━━ EXTRACTED ENTRIES
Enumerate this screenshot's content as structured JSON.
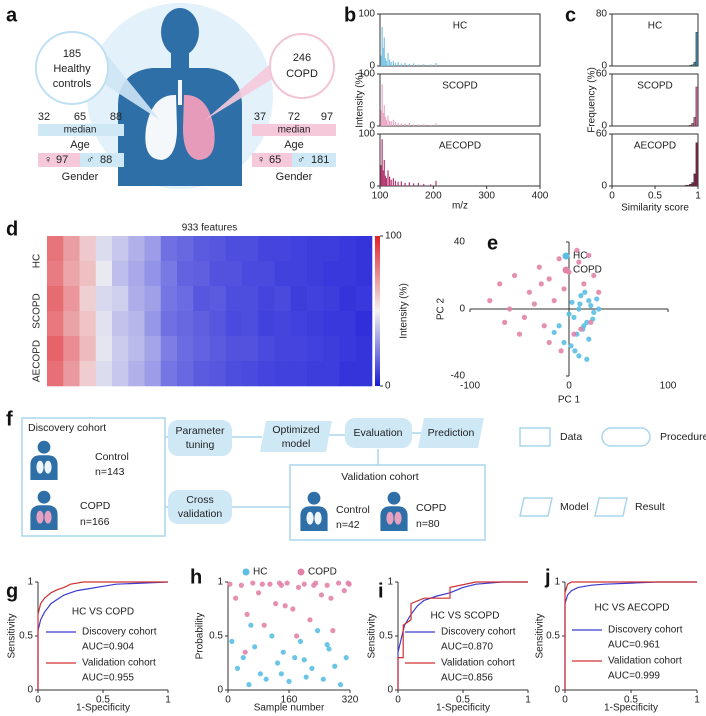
{
  "panel_labels": [
    "a",
    "b",
    "c",
    "d",
    "e",
    "f",
    "g",
    "h",
    "i",
    "j"
  ],
  "infographic": {
    "left_bubble": {
      "count": 185,
      "lines": [
        "Healthy",
        "controls"
      ]
    },
    "right_bubble": {
      "count": 246,
      "lines": [
        "COPD"
      ]
    },
    "left_stats": {
      "age": {
        "min": 32,
        "median": 65,
        "max": 88,
        "median_label": "median",
        "label": "Age"
      },
      "gender": {
        "female_symbol": "♀",
        "female": 97,
        "male_symbol": "♂",
        "male": 88,
        "label": "Gender"
      }
    },
    "right_stats": {
      "age": {
        "min": 37,
        "median": 72,
        "max": 97,
        "median_label": "median",
        "label": "Age"
      },
      "gender": {
        "female_symbol": "♀",
        "female": 65,
        "male_symbol": "♂",
        "male": 181,
        "label": "Gender"
      }
    }
  },
  "workflow": {
    "discovery": {
      "title": "Discovery cohort",
      "groups": [
        {
          "label": "Control",
          "n": "n=143"
        },
        {
          "label": "COPD",
          "n": "n=166"
        }
      ]
    },
    "parameter_tuning": [
      "Parameter",
      "tuning"
    ],
    "optimized_model": [
      "Optimized",
      "model"
    ],
    "evaluation": "Evaluation",
    "prediction": "Prediction",
    "cross_validation": [
      "Cross",
      "validation"
    ],
    "validation": {
      "title": "Validation cohort",
      "groups": [
        {
          "label": "Control",
          "n": "n=42"
        },
        {
          "label": "COPD",
          "n": "n=80"
        }
      ]
    },
    "legend": [
      "Data",
      "Procedure",
      "Model",
      "Result"
    ]
  },
  "chart_data": [
    {
      "type": "spectrum",
      "label": "HC",
      "color": "#7cc4e4",
      "xlim": [
        100,
        400
      ],
      "ylim": [
        0,
        100
      ],
      "yticks": [
        0,
        100
      ],
      "x": [
        102,
        104,
        106,
        108,
        110,
        112,
        115,
        118,
        121,
        125,
        129,
        134,
        140,
        147,
        155,
        163,
        172,
        182,
        195,
        205
      ],
      "values": [
        20,
        75,
        35,
        55,
        15,
        10,
        25,
        12,
        8,
        10,
        6,
        8,
        5,
        6,
        4,
        5,
        3,
        4,
        3,
        6
      ]
    },
    {
      "type": "spectrum",
      "label": "SCOPD",
      "color": "#eaa7c5",
      "xlim": [
        100,
        400
      ],
      "ylim": [
        0,
        100
      ],
      "yticks": [
        0,
        100
      ],
      "ylabel": "Intensity (%)",
      "x": [
        102,
        104,
        106,
        108,
        110,
        112,
        115,
        118,
        121,
        125,
        129,
        134,
        140,
        147,
        155,
        163,
        172,
        182,
        195,
        205
      ],
      "values": [
        30,
        80,
        25,
        40,
        18,
        12,
        20,
        10,
        9,
        12,
        8,
        6,
        5,
        4,
        6,
        3,
        3,
        4,
        2,
        5
      ]
    },
    {
      "type": "spectrum",
      "label": "AECOPD",
      "color": "#b3336e",
      "xlim": [
        100,
        400
      ],
      "ylim": [
        0,
        100
      ],
      "yticks": [
        0,
        100
      ],
      "xticks": [
        100,
        200,
        300,
        400
      ],
      "xlabel": "m/z",
      "x": [
        102,
        104,
        106,
        108,
        110,
        112,
        115,
        118,
        121,
        125,
        129,
        134,
        140,
        147,
        155,
        163,
        172,
        182,
        195,
        205
      ],
      "values": [
        40,
        90,
        30,
        50,
        20,
        15,
        30,
        18,
        12,
        15,
        10,
        8,
        9,
        6,
        7,
        5,
        6,
        4,
        3,
        10
      ]
    },
    {
      "type": "histogram",
      "label": "HC",
      "color": "#3f7f93",
      "xlim": [
        0,
        1
      ],
      "ylim": [
        0,
        80
      ],
      "yticks": [
        0,
        80
      ],
      "bins": [
        0.8,
        0.825,
        0.85,
        0.875,
        0.9,
        0.925,
        0.95,
        0.975,
        1
      ],
      "values": [
        0,
        0,
        0,
        0,
        1,
        2,
        6,
        52
      ]
    },
    {
      "type": "histogram",
      "label": "SCOPD",
      "color": "#b8638a",
      "xlim": [
        0,
        1
      ],
      "ylim": [
        0,
        60
      ],
      "yticks": [
        0,
        60
      ],
      "ylabel": "Frequency (%)",
      "bins": [
        0.8,
        0.825,
        0.85,
        0.875,
        0.9,
        0.925,
        0.95,
        0.975,
        1
      ],
      "values": [
        0,
        0,
        0,
        0,
        1,
        3,
        10,
        45
      ]
    },
    {
      "type": "histogram",
      "label": "AECOPD",
      "color": "#7a2446",
      "xlim": [
        0,
        1
      ],
      "ylim": [
        0,
        60
      ],
      "yticks": [
        0,
        60
      ],
      "xticks": [
        0,
        0.5,
        1
      ],
      "xlabel": "Similarity score",
      "bins": [
        0.8,
        0.825,
        0.85,
        0.875,
        0.9,
        0.925,
        0.95,
        0.975,
        1
      ],
      "values": [
        0,
        0,
        1,
        1,
        2,
        4,
        14,
        50
      ]
    },
    {
      "type": "heatmap",
      "title": "933 features",
      "row_labels": [
        "HC",
        null,
        "SCOPD",
        null,
        "AECOPD",
        null
      ],
      "zlim": [
        0,
        100
      ],
      "zticks": [
        0,
        100
      ],
      "zlabel": "Intensity (%)",
      "values": [
        [
          80,
          70,
          60,
          45,
          40,
          35,
          30,
          20,
          18,
          15,
          14,
          12,
          12,
          10,
          10,
          9,
          8,
          8,
          7,
          6
        ],
        [
          78,
          68,
          62,
          48,
          38,
          33,
          28,
          22,
          17,
          16,
          13,
          13,
          11,
          11,
          9,
          9,
          8,
          7,
          7,
          6
        ],
        [
          82,
          72,
          58,
          44,
          42,
          34,
          31,
          21,
          19,
          14,
          15,
          12,
          12,
          10,
          11,
          8,
          9,
          8,
          6,
          7
        ],
        [
          79,
          69,
          61,
          46,
          39,
          36,
          29,
          20,
          18,
          16,
          14,
          11,
          12,
          9,
          10,
          9,
          8,
          7,
          7,
          5
        ],
        [
          84,
          74,
          63,
          47,
          41,
          37,
          32,
          23,
          19,
          17,
          15,
          13,
          13,
          11,
          10,
          10,
          9,
          8,
          7,
          6
        ],
        [
          81,
          71,
          59,
          45,
          40,
          35,
          30,
          21,
          18,
          15,
          14,
          12,
          11,
          10,
          9,
          9,
          8,
          8,
          6,
          6
        ]
      ]
    },
    {
      "type": "scatter",
      "xlim": [
        -100,
        100
      ],
      "ylim": [
        -40,
        40
      ],
      "xticks": [
        -100,
        0,
        100
      ],
      "yticks": [
        -40,
        0,
        40
      ],
      "xlabel": "PC 1",
      "ylabel": "PC 2",
      "series": [
        {
          "name": "HC",
          "color": "#5bbfe3",
          "x": [
            5,
            10,
            15,
            20,
            25,
            8,
            12,
            18,
            22,
            -5,
            0,
            3,
            14,
            20,
            28,
            6,
            -10,
            16,
            24,
            10,
            2,
            -15,
            30,
            18,
            11
          ],
          "y": [
            -5,
            0,
            -10,
            5,
            -2,
            -15,
            8,
            -8,
            2,
            -20,
            -3,
            4,
            -12,
            -18,
            6,
            -25,
            -10,
            10,
            -6,
            -28,
            -22,
            -14,
            0,
            -30,
            3
          ]
        },
        {
          "name": "COPD",
          "color": "#e283a8",
          "x": [
            -80,
            -70,
            -60,
            -55,
            -45,
            -40,
            -30,
            -25,
            -20,
            -15,
            -10,
            -5,
            0,
            5,
            10,
            15,
            20,
            25,
            30,
            -65,
            -50,
            -35,
            -20,
            -8,
            12,
            22,
            8,
            -28
          ],
          "y": [
            5,
            15,
            0,
            20,
            -5,
            10,
            25,
            -10,
            18,
            5,
            30,
            12,
            22,
            -15,
            28,
            15,
            32,
            20,
            10,
            -8,
            -15,
            3,
            -20,
            -25,
            -12,
            -8,
            35,
            15
          ]
        }
      ]
    },
    {
      "type": "line",
      "title": "HC VS COPD",
      "xlim": [
        0,
        1
      ],
      "ylim": [
        0,
        1
      ],
      "xticks": [
        0,
        0.5,
        1
      ],
      "yticks": [
        0,
        0.5,
        1
      ],
      "xlabel": "1-Specificity",
      "ylabel": "Sensitivity",
      "series": [
        {
          "name": "Discovery cohort",
          "color": "#3b3bd0",
          "annotation": "AUC=0.904",
          "x": [
            0,
            0,
            0.02,
            0.05,
            0.1,
            0.15,
            0.2,
            0.3,
            0.4,
            0.5,
            0.6,
            0.8,
            1
          ],
          "y": [
            0,
            0.55,
            0.65,
            0.72,
            0.8,
            0.84,
            0.88,
            0.92,
            0.94,
            0.96,
            0.98,
            0.99,
            1
          ]
        },
        {
          "name": "Validation cohort",
          "color": "#d03030",
          "annotation": "AUC=0.955",
          "x": [
            0,
            0,
            0.02,
            0.05,
            0.1,
            0.15,
            0.2,
            0.25,
            0.35,
            0.5,
            1
          ],
          "y": [
            0,
            0.7,
            0.8,
            0.85,
            0.9,
            0.93,
            0.95,
            0.98,
            1,
            1,
            1
          ]
        }
      ]
    },
    {
      "type": "scatter",
      "xlim": [
        0,
        320
      ],
      "ylim": [
        0,
        1
      ],
      "xticks": [
        0,
        160,
        320
      ],
      "yticks": [
        0,
        0.5,
        1
      ],
      "xlabel": "Sample number",
      "ylabel": "Probability",
      "series": [
        {
          "name": "HC",
          "color": "#5bbfe3",
          "x": [
            10,
            25,
            40,
            55,
            70,
            85,
            100,
            115,
            130,
            145,
            160,
            175,
            190,
            205,
            220,
            235,
            250,
            265,
            280,
            295,
            310,
            60,
            140,
            200,
            260
          ],
          "y": [
            0.45,
            0.2,
            0.3,
            0.05,
            0.4,
            0.15,
            0.1,
            0.5,
            0.25,
            0.35,
            0.08,
            0.3,
            0.45,
            0.12,
            0.2,
            0.55,
            0.1,
            0.38,
            0.22,
            0.05,
            0.3,
            0.6,
            0.15,
            0.28,
            0.42
          ]
        },
        {
          "name": "COPD",
          "color": "#e283a8",
          "x": [
            5,
            20,
            35,
            50,
            65,
            80,
            95,
            110,
            125,
            140,
            155,
            170,
            185,
            200,
            215,
            230,
            245,
            260,
            275,
            290,
            305,
            318,
            45,
            90,
            135,
            180,
            225,
            270,
            315,
            150
          ],
          "y": [
            0.98,
            0.85,
            0.97,
            0.7,
            0.99,
            0.9,
            0.6,
            0.98,
            0.8,
            0.97,
            0.99,
            0.75,
            0.95,
            0.98,
            0.65,
            0.99,
            0.88,
            0.97,
            0.55,
            0.99,
            0.92,
            0.98,
            0.35,
            0.98,
            0.99,
            0.5,
            0.97,
            0.85,
            0.99,
            0.78
          ]
        }
      ]
    },
    {
      "type": "line",
      "title": "HC VS SCOPD",
      "xlim": [
        0,
        1
      ],
      "ylim": [
        0,
        1
      ],
      "xticks": [
        0,
        0.5,
        1
      ],
      "yticks": [
        0,
        0.5,
        1
      ],
      "xlabel": "1-Specificity",
      "ylabel": "Sensitivity",
      "series": [
        {
          "name": "Discovery cohort",
          "color": "#3b3bd0",
          "annotation": "AUC=0.870",
          "x": [
            0,
            0,
            0.03,
            0.05,
            0.1,
            0.15,
            0.2,
            0.3,
            0.4,
            0.5,
            0.6,
            0.8,
            1
          ],
          "y": [
            0,
            0.35,
            0.5,
            0.6,
            0.7,
            0.78,
            0.83,
            0.87,
            0.9,
            0.95,
            0.98,
            1,
            1
          ]
        },
        {
          "name": "Validation cohort",
          "color": "#d03030",
          "annotation": "AUC=0.856",
          "x": [
            0,
            0,
            0.04,
            0.04,
            0.1,
            0.1,
            0.2,
            0.4,
            0.4,
            0.6,
            1
          ],
          "y": [
            0,
            0.3,
            0.3,
            0.6,
            0.65,
            0.8,
            0.85,
            0.85,
            0.95,
            1,
            1
          ]
        }
      ]
    },
    {
      "type": "line",
      "title": "HC VS AECOPD",
      "xlim": [
        0,
        1
      ],
      "ylim": [
        0,
        1
      ],
      "xticks": [
        0,
        0.5,
        1
      ],
      "yticks": [
        0,
        0.5,
        1
      ],
      "xlabel": "1-Specificity",
      "ylabel": "Sensitivity",
      "series": [
        {
          "name": "Discovery cohort",
          "color": "#3b3bd0",
          "annotation": "AUC=0.961",
          "x": [
            0,
            0,
            0.02,
            0.05,
            0.1,
            0.2,
            0.3,
            0.5,
            0.7,
            1
          ],
          "y": [
            0,
            0.8,
            0.88,
            0.92,
            0.95,
            0.97,
            0.98,
            0.99,
            1,
            1
          ]
        },
        {
          "name": "Validation cohort",
          "color": "#d03030",
          "annotation": "AUC=0.999",
          "x": [
            0,
            0,
            0.02,
            0.05,
            0.1,
            1
          ],
          "y": [
            0,
            0.9,
            0.98,
            1,
            1,
            1
          ]
        }
      ]
    }
  ]
}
━━━━
DESCRIPTION OF THE TASK: Search the data for "AECOPD". Copy every matching line.

WRITTEN ANSWER:
      "label": "AECOPD",
      "label": "AECOPD",
        "AECOPD",
      "title": "HC VS AECOPD",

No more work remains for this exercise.